* _TASK TO CARRY OUT_: Will you output the entries below exactly, skipping every image they contain?
+++ DATA TO USE +++
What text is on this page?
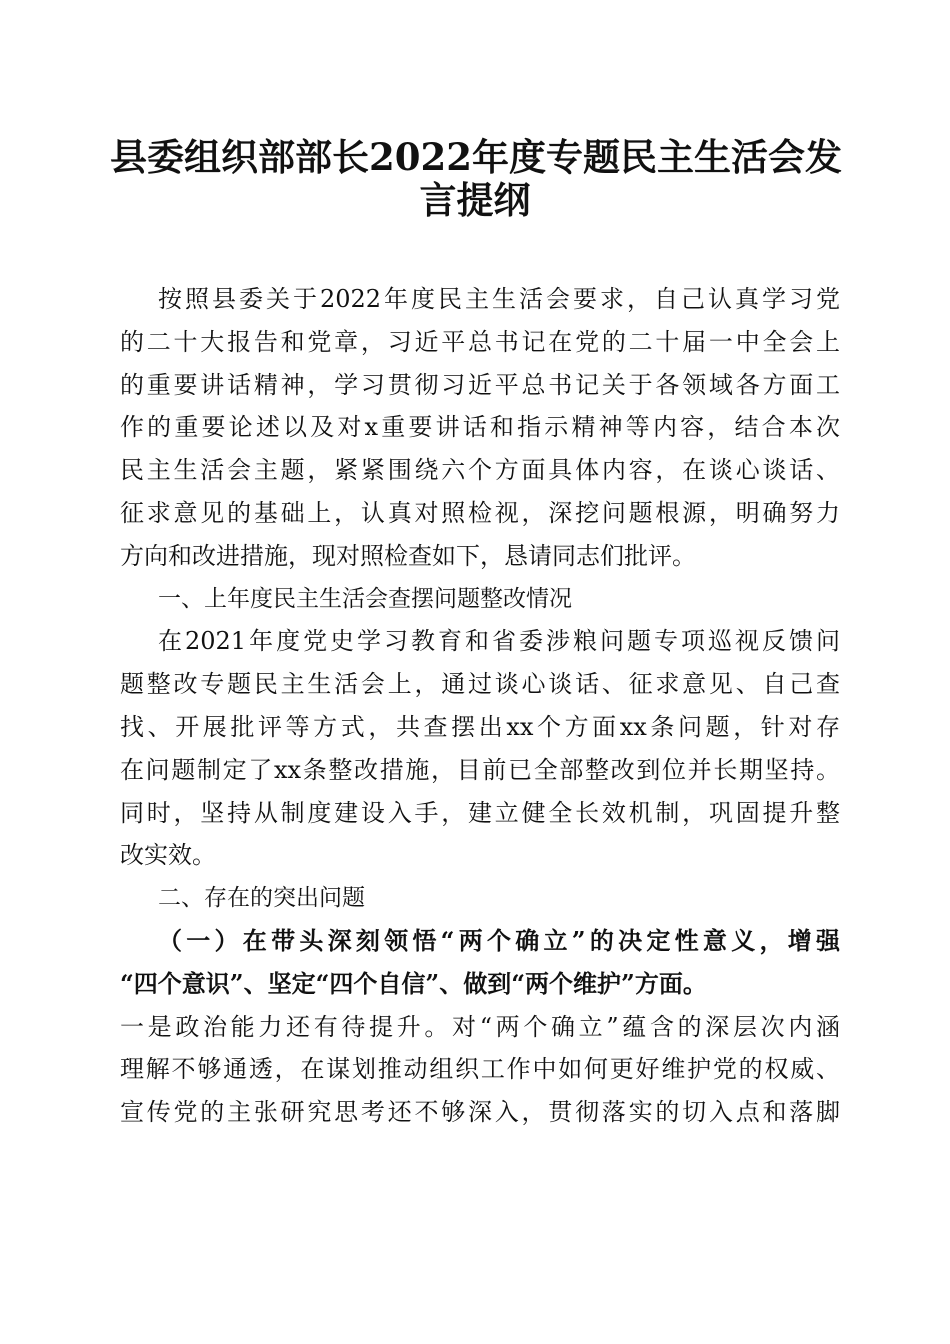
县委组织部部长2022年度专题民主生活会发
言提纲
按照县委关于2022年度民主生活会要求，自己认真学习党
的二十大报告和党章，习近平总书记在党的二十届一中全会上
的重要讲话精神，学习贯彻习近平总书记关于各领域各方面工
作的重要论述以及对x重要讲话和指示精神等内容，结合本次
民主生活会主题，紧紧围绕六个方面具体内容，在谈心谈话、
征求意见的基础上，认真对照检视，深挖问题根源，明确努力
方向和改进措施，现对照检查如下，恳请同志们批评。
一、上年度民主生活会查摆问题整改情况
在2021年度党史学习教育和省委涉粮问题专项巡视反馈问
题整改专题民主生活会上，通过谈心谈话、征求意见、自己查
找、开展批评等方式，共查摆出xx个方面xx条问题，针对存
在问题制定了xx条整改措施，目前已全部整改到位并长期坚持。
同时，坚持从制度建设入手，建立健全长效机制，巩固提升整
改实效。
二、存在的突出问题
（一）在带头深刻领悟“两个确立”的决定性意义，增强
“四个意识”、坚定“四个自信”、做到“两个维护”方面。
一是政治能力还有待提升。对“两个确立”蕴含的深层次内涵
理解不够通透，在谋划推动组织工作中如何更好维护党的权威、
宣传党的主张研究思考还不够深入，贯彻落实的切入点和落脚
+++
* _RESULT_:
What text is on this page?
县委组织部部长2022年度专题民主生活会发
言提纲
按照县委关于2022年度民主生活会要求，自己认真学习党
的二十大报告和党章，习近平总书记在党的二十届一中全会上
的重要讲话精神，学习贯彻习近平总书记关于各领域各方面工
作的重要论述以及对x重要讲话和指示精神等内容，结合本次
民主生活会主题，紧紧围绕六个方面具体内容，在谈心谈话、
征求意见的基础上，认真对照检视，深挖问题根源，明确努力
方向和改进措施，现对照检查如下，恳请同志们批评。
一、上年度民主生活会查摆问题整改情况
在2021年度党史学习教育和省委涉粮问题专项巡视反馈问
题整改专题民主生活会上，通过谈心谈话、征求意见、自己查
找、开展批评等方式，共查摆出xx个方面xx条问题，针对存
在问题制定了xx条整改措施，目前已全部整改到位并长期坚持。
同时，坚持从制度建设入手，建立健全长效机制，巩固提升整
改实效。
二、存在的突出问题
（一）在带头深刻领悟“两个确立”的决定性意义，增强
“四个意识”、坚定“四个自信”、做到“两个维护”方面。
一是政治能力还有待提升。对“两个确立”蕴含的深层次内涵
理解不够通透，在谋划推动组织工作中如何更好维护党的权威、
宣传党的主张研究思考还不够深入，贯彻落实的切入点和落脚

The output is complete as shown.